- [GIVEN PROBLEM]:
Wherever the string "this" shows up in a line, count that line. Give the total alone.

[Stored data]
________________________

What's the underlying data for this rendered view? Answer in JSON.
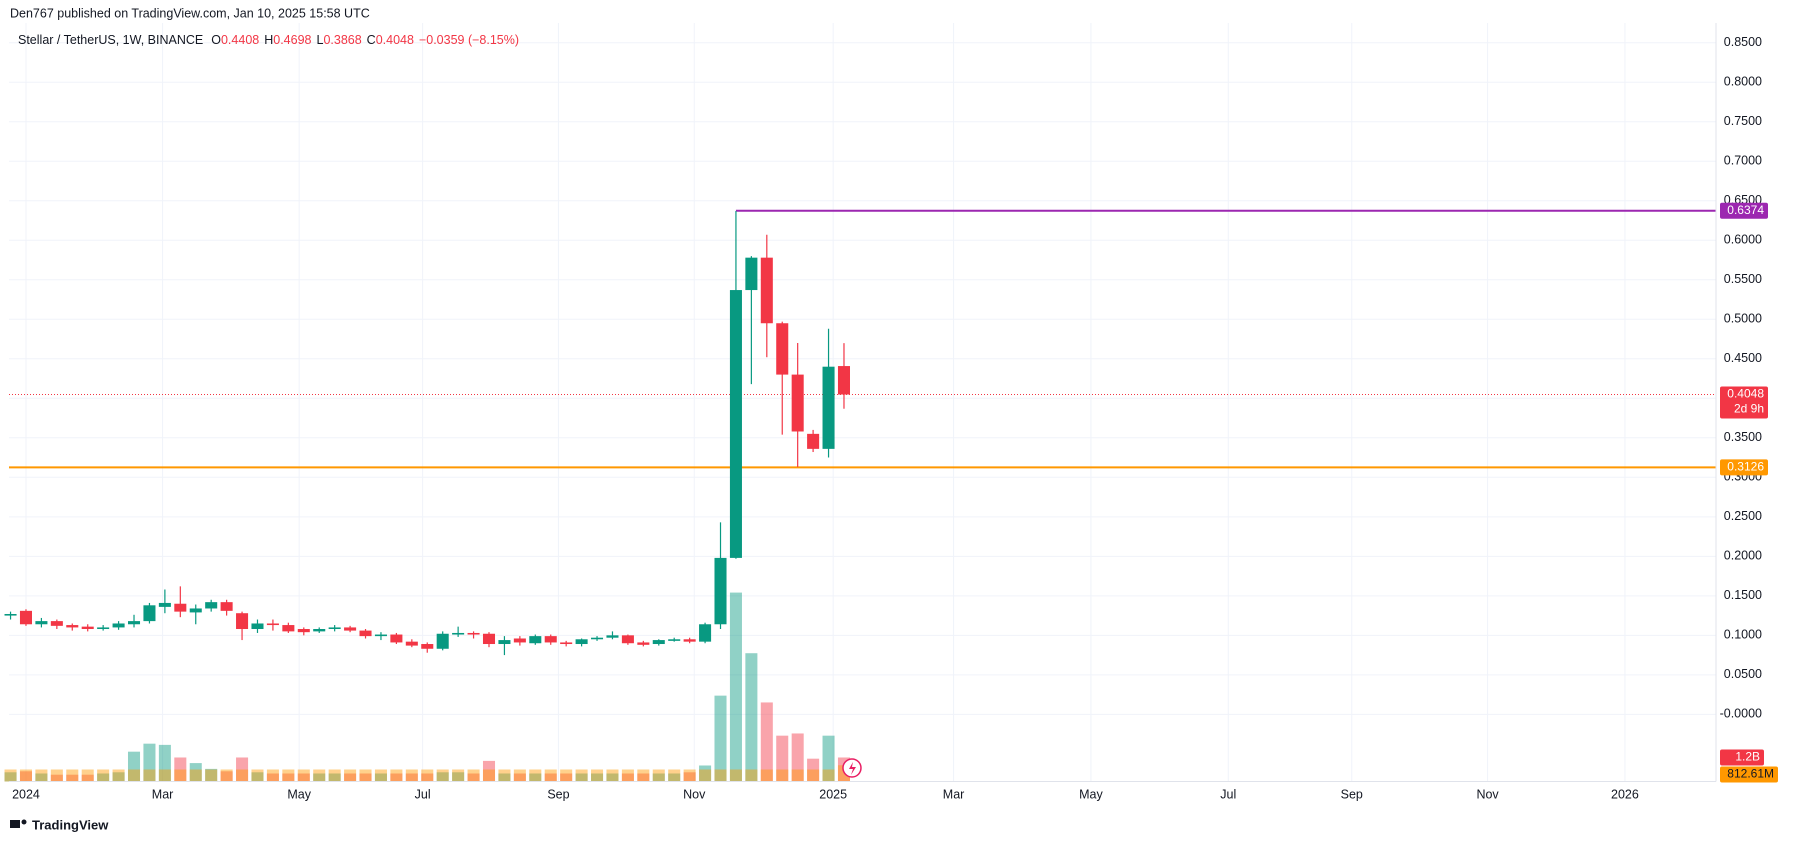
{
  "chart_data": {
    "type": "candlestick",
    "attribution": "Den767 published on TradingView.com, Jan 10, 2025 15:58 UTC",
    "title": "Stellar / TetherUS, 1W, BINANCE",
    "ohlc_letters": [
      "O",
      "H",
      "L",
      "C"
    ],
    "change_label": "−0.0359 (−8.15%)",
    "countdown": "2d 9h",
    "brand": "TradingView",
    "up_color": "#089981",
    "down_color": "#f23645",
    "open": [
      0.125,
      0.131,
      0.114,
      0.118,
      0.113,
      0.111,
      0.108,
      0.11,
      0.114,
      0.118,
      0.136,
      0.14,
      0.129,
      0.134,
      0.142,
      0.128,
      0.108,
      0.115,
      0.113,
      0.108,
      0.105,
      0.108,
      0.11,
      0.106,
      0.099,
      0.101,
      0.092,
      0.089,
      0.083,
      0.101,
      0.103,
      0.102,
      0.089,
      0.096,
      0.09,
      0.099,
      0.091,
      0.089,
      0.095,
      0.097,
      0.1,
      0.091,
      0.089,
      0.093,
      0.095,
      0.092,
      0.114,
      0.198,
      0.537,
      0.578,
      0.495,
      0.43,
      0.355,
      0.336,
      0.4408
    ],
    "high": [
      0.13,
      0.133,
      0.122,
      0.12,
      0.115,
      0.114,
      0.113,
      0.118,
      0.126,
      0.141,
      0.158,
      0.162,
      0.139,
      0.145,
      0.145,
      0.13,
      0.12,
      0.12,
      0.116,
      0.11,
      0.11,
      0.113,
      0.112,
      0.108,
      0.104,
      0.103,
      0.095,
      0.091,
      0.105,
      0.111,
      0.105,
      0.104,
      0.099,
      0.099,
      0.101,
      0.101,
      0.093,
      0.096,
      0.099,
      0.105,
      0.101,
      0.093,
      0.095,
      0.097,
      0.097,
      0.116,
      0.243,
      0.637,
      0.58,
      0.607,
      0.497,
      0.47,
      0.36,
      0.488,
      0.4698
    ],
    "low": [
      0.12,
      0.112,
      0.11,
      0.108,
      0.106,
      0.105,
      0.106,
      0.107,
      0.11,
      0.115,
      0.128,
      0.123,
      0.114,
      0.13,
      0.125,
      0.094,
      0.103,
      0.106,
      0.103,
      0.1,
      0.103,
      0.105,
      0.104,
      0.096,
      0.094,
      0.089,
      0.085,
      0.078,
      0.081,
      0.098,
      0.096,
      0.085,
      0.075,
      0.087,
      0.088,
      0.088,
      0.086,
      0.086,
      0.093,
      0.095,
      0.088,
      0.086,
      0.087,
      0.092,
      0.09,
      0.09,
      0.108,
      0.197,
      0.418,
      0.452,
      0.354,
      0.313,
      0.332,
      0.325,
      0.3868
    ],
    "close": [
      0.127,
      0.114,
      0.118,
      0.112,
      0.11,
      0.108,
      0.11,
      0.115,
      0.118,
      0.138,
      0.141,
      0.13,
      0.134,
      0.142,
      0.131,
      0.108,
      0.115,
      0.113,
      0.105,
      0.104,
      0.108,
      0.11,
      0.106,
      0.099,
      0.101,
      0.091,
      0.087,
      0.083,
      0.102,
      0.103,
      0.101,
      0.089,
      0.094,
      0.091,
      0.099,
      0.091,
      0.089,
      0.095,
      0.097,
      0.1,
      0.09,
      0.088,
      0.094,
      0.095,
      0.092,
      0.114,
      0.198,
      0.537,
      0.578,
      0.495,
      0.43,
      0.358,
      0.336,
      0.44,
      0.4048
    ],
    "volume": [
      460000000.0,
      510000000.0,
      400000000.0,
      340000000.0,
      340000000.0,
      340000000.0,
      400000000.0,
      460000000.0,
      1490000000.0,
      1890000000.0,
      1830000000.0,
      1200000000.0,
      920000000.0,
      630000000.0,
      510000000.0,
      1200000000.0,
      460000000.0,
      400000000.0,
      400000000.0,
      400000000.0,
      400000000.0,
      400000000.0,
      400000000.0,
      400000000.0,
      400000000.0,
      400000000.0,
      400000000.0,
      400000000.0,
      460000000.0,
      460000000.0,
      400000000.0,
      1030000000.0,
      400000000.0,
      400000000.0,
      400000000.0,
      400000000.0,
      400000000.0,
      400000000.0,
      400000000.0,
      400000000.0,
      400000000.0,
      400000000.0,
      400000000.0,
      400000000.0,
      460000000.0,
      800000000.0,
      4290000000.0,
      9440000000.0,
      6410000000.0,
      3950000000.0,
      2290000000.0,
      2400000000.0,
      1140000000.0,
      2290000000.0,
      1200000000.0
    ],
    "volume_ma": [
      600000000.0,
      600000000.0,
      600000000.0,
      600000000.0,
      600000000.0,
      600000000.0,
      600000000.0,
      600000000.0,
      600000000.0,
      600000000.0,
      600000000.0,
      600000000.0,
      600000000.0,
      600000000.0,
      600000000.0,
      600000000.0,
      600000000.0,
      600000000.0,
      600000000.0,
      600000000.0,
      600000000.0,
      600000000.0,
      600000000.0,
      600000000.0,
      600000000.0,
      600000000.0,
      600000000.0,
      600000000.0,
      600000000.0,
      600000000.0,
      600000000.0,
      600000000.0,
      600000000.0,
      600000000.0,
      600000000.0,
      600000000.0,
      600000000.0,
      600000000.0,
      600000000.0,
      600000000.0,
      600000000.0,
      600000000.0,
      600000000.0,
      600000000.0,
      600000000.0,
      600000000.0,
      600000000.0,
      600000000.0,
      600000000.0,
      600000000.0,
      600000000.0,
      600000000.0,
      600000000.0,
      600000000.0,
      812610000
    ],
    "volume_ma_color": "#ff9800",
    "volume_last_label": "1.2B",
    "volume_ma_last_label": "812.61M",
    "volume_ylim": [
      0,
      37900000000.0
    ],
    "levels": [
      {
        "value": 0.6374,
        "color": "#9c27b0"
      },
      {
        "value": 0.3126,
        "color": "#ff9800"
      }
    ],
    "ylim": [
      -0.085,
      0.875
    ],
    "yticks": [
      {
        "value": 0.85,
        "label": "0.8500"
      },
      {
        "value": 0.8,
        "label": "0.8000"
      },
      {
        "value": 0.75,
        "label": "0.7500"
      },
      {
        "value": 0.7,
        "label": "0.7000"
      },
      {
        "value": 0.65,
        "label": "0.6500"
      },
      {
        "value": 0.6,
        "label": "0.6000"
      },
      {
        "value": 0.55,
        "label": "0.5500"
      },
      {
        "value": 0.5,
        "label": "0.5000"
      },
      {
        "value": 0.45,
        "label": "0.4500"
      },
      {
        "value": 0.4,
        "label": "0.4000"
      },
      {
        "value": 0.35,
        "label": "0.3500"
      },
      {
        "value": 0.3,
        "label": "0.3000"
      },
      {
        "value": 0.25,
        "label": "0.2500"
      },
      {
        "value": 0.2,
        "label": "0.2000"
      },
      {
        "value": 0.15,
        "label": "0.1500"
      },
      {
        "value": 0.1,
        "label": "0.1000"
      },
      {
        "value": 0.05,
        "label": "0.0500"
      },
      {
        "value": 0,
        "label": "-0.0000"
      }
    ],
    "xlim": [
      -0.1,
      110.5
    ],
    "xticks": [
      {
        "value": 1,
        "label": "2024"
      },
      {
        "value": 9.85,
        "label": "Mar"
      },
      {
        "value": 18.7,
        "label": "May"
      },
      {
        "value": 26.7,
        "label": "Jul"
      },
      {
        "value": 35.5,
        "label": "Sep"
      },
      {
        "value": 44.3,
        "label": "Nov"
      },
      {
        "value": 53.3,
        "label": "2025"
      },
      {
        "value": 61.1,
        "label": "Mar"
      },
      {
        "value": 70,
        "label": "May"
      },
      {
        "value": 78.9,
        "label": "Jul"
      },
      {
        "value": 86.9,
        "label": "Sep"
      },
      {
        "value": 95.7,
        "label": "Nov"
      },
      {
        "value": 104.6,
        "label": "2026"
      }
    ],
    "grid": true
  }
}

________________________

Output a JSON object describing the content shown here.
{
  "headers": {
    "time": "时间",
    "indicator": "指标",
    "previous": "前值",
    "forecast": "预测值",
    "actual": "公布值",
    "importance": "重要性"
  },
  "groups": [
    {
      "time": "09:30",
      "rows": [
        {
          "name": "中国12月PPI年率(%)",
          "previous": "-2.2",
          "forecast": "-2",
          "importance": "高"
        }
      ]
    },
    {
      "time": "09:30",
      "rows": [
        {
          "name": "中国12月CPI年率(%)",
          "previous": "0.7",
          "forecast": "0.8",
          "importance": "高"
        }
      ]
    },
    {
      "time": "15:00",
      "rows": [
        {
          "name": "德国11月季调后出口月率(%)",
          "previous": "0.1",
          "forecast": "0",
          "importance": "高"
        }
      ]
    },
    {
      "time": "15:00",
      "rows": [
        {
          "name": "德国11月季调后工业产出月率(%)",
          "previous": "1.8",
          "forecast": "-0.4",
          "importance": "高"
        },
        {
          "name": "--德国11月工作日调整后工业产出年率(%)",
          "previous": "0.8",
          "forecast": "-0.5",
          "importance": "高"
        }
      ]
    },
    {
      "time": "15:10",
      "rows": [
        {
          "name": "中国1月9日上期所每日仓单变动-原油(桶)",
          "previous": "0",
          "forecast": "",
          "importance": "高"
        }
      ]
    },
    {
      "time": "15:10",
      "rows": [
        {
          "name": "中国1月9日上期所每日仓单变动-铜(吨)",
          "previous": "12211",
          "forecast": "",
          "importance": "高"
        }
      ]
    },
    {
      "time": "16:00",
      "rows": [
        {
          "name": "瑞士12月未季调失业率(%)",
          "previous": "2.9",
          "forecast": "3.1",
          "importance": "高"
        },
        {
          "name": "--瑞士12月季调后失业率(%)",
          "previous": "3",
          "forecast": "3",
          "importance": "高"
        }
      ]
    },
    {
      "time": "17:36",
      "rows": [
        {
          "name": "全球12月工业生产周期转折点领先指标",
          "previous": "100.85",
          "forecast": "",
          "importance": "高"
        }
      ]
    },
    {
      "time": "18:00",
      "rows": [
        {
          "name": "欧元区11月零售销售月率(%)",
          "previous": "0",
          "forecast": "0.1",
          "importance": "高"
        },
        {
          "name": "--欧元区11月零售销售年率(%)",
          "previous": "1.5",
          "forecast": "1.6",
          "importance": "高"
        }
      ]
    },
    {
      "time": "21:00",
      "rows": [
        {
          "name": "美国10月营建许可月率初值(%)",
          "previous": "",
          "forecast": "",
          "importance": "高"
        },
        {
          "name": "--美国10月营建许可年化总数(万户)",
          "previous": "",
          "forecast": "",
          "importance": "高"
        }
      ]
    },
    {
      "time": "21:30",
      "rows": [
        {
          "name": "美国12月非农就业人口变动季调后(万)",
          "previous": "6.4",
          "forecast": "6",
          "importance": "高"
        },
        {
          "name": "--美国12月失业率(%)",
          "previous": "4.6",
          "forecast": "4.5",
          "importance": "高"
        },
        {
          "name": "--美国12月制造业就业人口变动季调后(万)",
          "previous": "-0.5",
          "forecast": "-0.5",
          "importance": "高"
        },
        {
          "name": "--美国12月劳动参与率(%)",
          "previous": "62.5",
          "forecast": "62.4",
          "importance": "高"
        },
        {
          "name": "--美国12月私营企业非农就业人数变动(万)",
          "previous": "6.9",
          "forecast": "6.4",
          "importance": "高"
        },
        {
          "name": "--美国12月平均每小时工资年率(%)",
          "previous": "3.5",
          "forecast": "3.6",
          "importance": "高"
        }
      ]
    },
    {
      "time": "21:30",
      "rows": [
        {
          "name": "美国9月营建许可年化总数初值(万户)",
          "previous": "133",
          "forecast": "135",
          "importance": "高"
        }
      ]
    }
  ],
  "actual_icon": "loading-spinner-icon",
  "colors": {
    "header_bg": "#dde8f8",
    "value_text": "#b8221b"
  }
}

________________________

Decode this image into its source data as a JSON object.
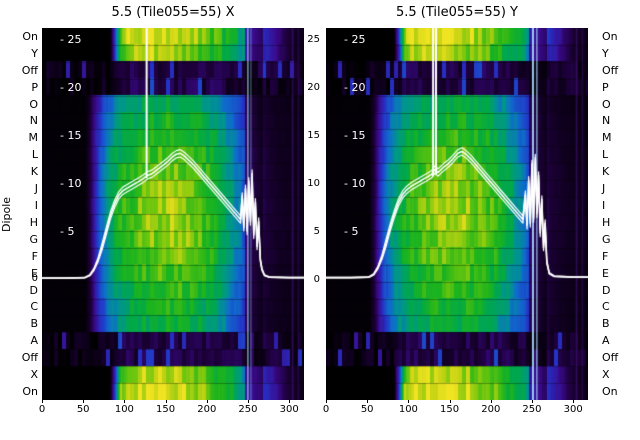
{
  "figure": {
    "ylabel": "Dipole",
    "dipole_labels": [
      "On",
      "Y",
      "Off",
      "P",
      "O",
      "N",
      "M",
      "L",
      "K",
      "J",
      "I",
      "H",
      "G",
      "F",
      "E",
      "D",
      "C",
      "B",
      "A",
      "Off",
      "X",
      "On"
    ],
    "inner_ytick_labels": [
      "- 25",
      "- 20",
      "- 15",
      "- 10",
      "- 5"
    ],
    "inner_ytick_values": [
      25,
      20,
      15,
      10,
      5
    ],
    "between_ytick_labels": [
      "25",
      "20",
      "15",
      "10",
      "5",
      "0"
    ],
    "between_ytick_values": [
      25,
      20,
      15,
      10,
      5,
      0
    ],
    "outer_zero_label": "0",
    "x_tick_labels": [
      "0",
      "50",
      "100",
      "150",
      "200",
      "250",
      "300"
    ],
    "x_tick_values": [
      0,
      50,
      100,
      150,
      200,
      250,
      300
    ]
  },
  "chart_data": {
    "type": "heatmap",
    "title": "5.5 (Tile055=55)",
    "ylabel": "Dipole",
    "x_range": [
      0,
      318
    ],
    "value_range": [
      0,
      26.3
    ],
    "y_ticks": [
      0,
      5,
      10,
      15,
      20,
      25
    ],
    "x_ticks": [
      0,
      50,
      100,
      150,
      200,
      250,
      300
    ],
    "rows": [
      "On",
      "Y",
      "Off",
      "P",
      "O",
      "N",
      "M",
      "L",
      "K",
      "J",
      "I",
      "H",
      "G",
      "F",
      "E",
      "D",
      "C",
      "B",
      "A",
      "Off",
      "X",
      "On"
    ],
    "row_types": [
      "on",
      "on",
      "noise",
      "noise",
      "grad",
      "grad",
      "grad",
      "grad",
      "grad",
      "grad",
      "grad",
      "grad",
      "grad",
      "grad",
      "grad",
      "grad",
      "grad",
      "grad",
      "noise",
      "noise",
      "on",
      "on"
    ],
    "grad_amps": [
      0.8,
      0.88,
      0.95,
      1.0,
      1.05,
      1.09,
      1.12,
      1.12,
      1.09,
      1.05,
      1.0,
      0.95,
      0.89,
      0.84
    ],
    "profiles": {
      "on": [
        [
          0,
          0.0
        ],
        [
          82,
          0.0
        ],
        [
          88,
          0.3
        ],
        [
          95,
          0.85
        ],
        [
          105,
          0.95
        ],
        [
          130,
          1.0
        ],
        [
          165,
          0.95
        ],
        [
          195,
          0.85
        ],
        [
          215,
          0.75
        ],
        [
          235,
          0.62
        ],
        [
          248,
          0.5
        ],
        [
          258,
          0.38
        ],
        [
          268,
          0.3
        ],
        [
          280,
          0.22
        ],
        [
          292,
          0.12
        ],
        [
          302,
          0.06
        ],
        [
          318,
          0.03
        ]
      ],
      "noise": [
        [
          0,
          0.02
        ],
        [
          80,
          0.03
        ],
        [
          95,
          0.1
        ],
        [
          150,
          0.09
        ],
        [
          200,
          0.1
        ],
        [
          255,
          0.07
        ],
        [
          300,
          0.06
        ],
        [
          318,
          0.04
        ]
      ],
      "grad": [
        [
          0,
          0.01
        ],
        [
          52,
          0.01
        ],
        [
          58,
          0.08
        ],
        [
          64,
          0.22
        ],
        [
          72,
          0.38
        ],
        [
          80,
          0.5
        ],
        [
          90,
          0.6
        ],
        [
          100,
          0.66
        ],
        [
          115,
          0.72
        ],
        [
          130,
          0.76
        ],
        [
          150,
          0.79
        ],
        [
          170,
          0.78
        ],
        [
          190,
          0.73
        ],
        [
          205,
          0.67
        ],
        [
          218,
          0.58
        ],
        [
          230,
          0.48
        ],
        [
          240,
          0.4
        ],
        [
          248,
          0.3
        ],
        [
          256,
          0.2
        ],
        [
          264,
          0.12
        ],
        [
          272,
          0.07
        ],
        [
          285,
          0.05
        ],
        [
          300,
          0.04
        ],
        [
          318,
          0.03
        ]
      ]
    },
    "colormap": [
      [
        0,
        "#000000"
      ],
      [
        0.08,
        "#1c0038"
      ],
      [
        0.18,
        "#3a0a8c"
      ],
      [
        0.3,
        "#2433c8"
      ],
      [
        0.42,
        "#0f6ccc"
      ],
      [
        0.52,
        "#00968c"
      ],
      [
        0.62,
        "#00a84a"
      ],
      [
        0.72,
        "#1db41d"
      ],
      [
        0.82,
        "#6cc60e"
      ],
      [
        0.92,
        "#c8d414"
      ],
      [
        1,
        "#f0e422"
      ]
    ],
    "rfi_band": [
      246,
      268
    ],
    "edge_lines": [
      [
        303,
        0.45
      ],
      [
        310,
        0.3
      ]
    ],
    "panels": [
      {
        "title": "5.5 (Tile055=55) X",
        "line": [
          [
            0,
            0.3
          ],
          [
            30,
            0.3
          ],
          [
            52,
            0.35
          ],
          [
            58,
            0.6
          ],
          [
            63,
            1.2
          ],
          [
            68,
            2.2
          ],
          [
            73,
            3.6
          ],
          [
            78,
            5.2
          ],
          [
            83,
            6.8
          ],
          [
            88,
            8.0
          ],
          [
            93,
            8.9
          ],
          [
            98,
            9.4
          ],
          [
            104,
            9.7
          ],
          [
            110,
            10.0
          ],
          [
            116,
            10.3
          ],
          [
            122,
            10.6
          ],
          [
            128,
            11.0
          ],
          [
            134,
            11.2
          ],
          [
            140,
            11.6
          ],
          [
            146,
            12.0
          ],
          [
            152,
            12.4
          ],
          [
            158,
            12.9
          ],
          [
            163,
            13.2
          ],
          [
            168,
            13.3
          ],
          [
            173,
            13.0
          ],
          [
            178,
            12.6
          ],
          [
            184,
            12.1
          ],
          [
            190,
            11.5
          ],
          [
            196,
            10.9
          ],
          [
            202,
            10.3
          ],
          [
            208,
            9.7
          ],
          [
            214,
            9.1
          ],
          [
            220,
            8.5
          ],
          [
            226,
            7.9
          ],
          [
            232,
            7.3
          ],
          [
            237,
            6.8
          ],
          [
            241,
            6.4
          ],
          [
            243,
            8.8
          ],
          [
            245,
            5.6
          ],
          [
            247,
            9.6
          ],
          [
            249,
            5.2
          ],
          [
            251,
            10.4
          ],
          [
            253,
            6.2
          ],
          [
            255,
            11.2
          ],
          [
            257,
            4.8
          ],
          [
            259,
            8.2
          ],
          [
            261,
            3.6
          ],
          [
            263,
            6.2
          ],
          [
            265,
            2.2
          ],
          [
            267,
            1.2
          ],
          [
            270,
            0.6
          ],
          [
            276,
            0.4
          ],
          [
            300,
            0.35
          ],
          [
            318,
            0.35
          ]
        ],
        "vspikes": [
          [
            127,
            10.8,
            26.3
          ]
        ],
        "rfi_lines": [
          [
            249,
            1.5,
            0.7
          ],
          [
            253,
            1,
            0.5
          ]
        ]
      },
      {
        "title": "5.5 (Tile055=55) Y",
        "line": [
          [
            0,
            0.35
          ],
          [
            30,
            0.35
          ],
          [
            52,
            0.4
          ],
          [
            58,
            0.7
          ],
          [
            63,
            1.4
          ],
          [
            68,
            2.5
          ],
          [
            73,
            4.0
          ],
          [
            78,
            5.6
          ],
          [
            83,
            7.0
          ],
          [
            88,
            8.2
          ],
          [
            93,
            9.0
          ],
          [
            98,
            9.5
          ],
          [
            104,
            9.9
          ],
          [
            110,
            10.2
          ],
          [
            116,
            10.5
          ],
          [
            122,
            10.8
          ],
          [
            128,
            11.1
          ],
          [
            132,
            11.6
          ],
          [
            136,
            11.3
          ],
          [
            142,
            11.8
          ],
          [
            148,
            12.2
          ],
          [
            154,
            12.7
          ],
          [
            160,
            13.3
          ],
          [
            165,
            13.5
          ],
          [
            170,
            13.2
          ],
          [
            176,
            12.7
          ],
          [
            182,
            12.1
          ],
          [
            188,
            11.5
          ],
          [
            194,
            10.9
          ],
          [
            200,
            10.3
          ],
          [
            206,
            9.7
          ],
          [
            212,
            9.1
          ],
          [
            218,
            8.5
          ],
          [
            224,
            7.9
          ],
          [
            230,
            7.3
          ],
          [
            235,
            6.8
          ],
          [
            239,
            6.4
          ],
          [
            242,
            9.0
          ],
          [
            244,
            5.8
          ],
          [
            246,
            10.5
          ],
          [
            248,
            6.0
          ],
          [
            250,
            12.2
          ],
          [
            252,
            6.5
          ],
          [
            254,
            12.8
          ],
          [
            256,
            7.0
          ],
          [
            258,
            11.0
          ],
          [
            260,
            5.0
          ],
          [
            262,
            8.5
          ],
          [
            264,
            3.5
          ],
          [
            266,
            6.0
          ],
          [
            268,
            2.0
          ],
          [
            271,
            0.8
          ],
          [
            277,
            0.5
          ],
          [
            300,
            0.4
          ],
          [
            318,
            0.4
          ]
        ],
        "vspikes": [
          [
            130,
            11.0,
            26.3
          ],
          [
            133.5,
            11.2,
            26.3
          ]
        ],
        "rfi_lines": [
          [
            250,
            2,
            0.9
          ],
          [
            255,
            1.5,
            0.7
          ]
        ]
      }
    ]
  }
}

________________________

- [COMPLETE OUTPUT]:
2